Return the records below from the line containing "Convert this chart" onward, exactly, through and including the last line.

● **Task inputs**
====================

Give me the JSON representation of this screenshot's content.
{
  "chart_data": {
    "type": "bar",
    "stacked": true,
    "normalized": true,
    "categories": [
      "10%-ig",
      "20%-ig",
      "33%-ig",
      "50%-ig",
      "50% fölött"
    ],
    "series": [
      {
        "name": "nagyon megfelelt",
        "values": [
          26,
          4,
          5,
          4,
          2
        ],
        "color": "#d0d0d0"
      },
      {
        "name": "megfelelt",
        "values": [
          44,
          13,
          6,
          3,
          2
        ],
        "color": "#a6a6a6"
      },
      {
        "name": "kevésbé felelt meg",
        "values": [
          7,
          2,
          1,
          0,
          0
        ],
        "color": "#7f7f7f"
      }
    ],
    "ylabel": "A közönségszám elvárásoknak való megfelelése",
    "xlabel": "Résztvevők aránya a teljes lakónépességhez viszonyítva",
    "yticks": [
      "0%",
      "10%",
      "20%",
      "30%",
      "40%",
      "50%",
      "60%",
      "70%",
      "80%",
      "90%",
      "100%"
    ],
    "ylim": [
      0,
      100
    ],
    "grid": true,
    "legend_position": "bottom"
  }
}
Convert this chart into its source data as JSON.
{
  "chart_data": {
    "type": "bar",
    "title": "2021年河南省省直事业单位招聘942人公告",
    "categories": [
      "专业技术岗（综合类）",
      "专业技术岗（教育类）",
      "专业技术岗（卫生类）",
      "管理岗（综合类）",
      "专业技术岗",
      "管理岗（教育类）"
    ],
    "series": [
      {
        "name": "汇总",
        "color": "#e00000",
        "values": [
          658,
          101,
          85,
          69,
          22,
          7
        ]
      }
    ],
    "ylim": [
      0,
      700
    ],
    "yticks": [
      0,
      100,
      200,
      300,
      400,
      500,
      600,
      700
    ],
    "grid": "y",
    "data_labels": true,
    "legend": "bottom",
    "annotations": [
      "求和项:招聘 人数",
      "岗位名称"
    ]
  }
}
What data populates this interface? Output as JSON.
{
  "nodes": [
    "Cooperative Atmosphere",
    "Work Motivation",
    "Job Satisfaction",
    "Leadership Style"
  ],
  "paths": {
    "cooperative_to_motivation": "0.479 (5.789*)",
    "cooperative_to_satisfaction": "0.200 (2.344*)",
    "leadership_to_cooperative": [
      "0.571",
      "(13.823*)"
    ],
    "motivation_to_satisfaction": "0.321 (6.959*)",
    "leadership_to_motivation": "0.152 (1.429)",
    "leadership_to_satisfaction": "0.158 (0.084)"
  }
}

====================

● **Full solution**
Convert this chart into its source data as JSON.
{
  "chart_data": {
    "type": "bar",
    "title": "2021年河南省省直事业单位招聘942人公告",
    "categories": [
      "专业技术岗（综合类）",
      "专业技术岗（教育类）",
      "专业技术岗（卫生类）",
      "管理岗（综合类）",
      "专业技术岗",
      "管理岗（教育类）"
    ],
    "series": [
      {
        "name": "汇总",
        "color": "#e00000",
        "values": [
          658,
          101,
          85,
          69,
          22,
          7
        ]
      }
    ],
    "ylim": [
      0,
      700
    ],
    "yticks": [
      0,
      100,
      200,
      300,
      400,
      500,
      600,
      700
    ],
    "grid": "y",
    "data_labels": true,
    "legend": "bottom",
    "annotations": [
      "求和项:招聘 人数",
      "岗位名称"
    ]
  }
}
What data populates this interface? Output as JSON.
{
  "nodes": [
    "Cooperative Atmosphere",
    "Work Motivation",
    "Job Satisfaction",
    "Leadership Style"
  ],
  "paths": {
    "cooperative_to_motivation": "0.479 (5.789*)",
    "cooperative_to_satisfaction": "0.200 (2.344*)",
    "leadership_to_cooperative": [
      "0.571",
      "(13.823*)"
    ],
    "motivation_to_satisfaction": "0.321 (6.959*)",
    "leadership_to_motivation": "0.152 (1.429)",
    "leadership_to_satisfaction": "0.158 (0.084)"
  }
}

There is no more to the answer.